**Text to read**.
══════

Hi I'm doing some web scraping with NBA Data in python on this page. Some elements of basketball-reference are easy to scrape, but this one is giving me some trouble with my lack of python knowledge.
I'm able to grab the data and column headers I want, but I end up with 2 lists of data that I need to combine by their index (i think?) so that index 0 of player_injury_info lines up with index 0 of player_names etc, which I dont know how to do.
Below I've pasted some code that you can follow along.
from urllib.request import urlopen
from bs4 import BeautifulSoup
import pandas as pd
from datetime import datetime, timezone, timedelta
url = "https://www.basketball-reference.com/friv/injuries.fcgi"
html = urlopen(url)
soup = BeautifulSoup(html)
# this correctly gives me the 4 column headers i want (Player, Team, Update, Description)
headers = [th.getText() for th in soup.findAll('tr', limit=2)[0].findAll('th')]
# 2 lists - player_injury_info and player_names. they need to be combined.
rows = soup.findAll('tr')
player_injury_info = [[td.getText() for td in rows[i].findAll('td')]
for i in range(len(rows))]
player_injury_info = player_injury_info[1:] # removing first element bc dont need it
player_names = [[th.getText() for th in rows[i].findAll('th')]
for i in range(len(rows))]
player_names = player_names[1:] # removing first element bc dont need it
### joining the lists in the correct order- the part i dont know how to do
player_list = player_names.append(player_injury_info)

══════

**Exercise requirements**.
• a. Could you copy the stretch of the NBA scraping post from "Hi I'm doing" through "can follow along." word for word?
• b. In the NBA scraping post, which four column headers does the code comment say the headers line correctly gives?
• c. Can you continue the NBA scraping post, starting after its last line of code?

**Dataset content**.
══════

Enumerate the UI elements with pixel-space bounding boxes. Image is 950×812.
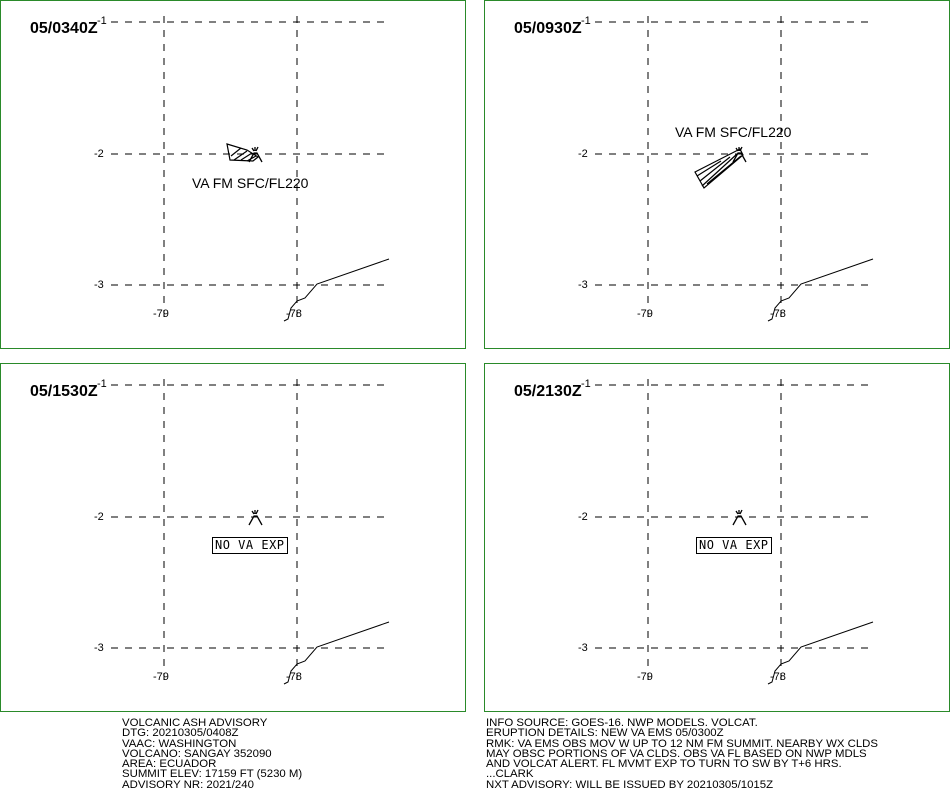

══════

**Answer list**.
• a.
Hi I'm doing some web scraping with NBA Data in python on this page. Some elements of basketball-reference are easy to scrape, but this one is giving me some trouble with my lack of python knowledge.
I'm able to grab the data and column headers I want, but I end up with 2 lists of data that I need to combine by their index (i think?) so that index 0 of player_injury_info lines up with index 0 of player_names etc, which I dont know how to do.
Below I've pasted some code that you can follow along.

• b. Player, Team, Update, and Description.

• c.
### this should give me the data frame i want if i can get player_injury_info into the right format.
injury_data = pd.DataFrame(player_injury_info, columns = headers)
There might be an easier way to web scrape the data into all 1 list / data frame? Or maybe it's fine to just join the 2 lists together like I'm trying to do. But if anybody was able to follow along and can offer a solution I'd appreciate the help!
Let pandas do the parse of the table for you.
import pandas as pd
url = "https://www.basketball-reference.com/friv/injuries.fcgi"
injury_data = pd.read_html(url)[0]
Output:
print(injury_data)
Player ... Description
0 Onyeka Okongwu ... Out (Shoulder) - The Hawks announced that Okon...
1 Jaylen Brown ... Out (Wrist) - The Celtics announced that Brown...
2 Coby White ... Out (Shoulder) - The Bulls announced that Whit...
3 Taurean Prince ... Out (Ankle) - The Cavaliers announced F Taurea...
4 Jamal Murray ... Out (Knee) - Murray is recovering from a torn ...
5 Klay Thompson ... Out (Right Achilles) - Thompson is on track to...
6 James Wiseman ... Out (Knee) - Wiseman is on track to be ready b...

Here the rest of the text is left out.